>>>>>

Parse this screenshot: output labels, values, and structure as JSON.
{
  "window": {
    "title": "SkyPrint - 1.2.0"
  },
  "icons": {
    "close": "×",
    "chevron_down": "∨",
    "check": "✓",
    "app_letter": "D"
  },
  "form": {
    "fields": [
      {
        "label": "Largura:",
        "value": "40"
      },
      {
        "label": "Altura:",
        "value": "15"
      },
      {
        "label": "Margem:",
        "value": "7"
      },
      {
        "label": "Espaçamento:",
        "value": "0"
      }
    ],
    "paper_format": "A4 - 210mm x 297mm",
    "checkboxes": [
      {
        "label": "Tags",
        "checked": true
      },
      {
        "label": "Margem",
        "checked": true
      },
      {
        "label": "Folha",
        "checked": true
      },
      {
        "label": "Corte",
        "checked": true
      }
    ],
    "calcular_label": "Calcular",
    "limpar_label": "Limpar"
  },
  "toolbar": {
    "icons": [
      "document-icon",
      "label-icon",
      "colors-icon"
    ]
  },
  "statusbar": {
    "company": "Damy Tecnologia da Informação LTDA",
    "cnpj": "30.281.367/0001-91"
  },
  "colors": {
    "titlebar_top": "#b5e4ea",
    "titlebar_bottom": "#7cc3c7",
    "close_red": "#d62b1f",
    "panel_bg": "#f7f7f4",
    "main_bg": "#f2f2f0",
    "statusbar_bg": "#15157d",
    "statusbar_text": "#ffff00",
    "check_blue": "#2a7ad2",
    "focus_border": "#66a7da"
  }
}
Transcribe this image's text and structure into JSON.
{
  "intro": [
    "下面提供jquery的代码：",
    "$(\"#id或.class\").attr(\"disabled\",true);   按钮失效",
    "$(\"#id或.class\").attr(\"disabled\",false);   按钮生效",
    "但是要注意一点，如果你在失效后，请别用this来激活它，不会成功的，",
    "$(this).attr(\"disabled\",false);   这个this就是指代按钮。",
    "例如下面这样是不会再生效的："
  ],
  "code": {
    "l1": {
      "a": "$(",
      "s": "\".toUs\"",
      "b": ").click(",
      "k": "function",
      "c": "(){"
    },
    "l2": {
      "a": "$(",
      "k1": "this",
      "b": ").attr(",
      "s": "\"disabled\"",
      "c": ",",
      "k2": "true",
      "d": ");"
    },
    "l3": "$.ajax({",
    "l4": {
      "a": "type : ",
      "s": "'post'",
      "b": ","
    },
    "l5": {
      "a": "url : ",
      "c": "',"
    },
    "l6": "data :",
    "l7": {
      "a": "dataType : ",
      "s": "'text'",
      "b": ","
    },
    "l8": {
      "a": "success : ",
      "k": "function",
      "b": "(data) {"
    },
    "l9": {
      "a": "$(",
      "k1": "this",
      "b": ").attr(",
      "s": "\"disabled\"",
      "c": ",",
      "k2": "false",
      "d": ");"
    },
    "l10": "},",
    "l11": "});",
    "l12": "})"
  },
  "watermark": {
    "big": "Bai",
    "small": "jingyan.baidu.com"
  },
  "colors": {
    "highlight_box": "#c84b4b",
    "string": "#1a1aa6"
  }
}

<<<<<

## PROBLEM
Show every line from the entries above in which the word "attr" appears.

## TASK SOLUTION
    "$(\"#id或.class\").attr(\"disabled\",true);   按钮失效",
    "$(\"#id或.class\").attr(\"disabled\",false);   按钮生效",
    "$(this).attr(\"disabled\",false);   这个this就是指代按钮。",
      "b": ").attr(",
      "b": ").attr(",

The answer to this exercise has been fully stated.